▶ _THE EXERCISE_: Search the data for the word "AMPK" and copy every line where it occurs.
------------------------------------
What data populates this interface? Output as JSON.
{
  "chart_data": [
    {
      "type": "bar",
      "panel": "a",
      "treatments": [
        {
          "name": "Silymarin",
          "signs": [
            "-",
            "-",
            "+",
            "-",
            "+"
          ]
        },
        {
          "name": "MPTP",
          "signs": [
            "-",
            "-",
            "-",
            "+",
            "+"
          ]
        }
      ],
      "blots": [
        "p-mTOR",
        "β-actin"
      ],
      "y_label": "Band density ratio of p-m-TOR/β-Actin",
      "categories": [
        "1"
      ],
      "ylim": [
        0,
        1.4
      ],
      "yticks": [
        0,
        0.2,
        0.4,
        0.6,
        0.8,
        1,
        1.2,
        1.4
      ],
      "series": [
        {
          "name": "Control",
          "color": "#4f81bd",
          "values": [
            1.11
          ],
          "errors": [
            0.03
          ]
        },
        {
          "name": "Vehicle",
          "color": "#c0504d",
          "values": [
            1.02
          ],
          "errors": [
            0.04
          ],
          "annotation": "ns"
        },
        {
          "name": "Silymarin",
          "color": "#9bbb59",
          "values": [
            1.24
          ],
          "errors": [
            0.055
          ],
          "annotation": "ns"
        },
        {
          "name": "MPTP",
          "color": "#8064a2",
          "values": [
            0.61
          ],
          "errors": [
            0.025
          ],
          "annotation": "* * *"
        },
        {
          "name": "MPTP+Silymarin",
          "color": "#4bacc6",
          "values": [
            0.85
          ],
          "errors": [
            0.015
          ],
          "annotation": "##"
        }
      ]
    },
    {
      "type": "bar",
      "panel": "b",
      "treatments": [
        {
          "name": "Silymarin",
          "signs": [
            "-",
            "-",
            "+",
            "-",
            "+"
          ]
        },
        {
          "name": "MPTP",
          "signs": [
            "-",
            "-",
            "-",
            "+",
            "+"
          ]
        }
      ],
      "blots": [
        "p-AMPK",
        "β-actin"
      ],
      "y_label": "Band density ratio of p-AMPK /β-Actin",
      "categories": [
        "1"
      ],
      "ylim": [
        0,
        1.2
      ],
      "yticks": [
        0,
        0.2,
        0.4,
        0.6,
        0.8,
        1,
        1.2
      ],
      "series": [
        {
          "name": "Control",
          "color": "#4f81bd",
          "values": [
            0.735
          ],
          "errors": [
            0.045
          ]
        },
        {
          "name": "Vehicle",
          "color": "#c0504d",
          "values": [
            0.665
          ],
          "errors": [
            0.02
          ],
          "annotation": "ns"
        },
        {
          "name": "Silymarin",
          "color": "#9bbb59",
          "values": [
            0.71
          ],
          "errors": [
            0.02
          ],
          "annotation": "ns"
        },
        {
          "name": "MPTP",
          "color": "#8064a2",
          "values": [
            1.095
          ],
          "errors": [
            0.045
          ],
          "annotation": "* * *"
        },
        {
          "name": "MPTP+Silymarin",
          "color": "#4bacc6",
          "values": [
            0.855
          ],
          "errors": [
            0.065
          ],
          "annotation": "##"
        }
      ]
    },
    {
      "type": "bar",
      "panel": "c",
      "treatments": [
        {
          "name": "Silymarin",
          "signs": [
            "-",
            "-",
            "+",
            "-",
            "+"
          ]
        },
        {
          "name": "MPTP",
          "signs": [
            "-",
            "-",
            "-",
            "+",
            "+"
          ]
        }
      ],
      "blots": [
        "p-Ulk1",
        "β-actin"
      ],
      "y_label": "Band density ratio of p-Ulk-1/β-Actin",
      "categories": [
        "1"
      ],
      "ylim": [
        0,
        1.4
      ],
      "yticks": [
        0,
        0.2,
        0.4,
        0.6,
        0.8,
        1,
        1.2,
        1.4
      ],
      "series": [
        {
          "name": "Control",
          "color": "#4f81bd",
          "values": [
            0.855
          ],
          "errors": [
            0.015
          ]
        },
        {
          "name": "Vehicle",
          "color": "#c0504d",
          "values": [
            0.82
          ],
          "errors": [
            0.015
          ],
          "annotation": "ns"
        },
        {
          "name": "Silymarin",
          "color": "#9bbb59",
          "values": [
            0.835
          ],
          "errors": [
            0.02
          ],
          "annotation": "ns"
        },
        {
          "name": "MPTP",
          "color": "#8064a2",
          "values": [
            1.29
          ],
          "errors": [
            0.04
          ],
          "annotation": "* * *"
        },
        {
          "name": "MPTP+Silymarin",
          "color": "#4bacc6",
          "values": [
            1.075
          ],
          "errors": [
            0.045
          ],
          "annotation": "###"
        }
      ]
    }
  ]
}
------------------------------------
▶ _OUTPUT FOR THIS TASK_:
        "p-AMPK",
      "y_label": "Band density ratio of p-AMPK /β-Actin",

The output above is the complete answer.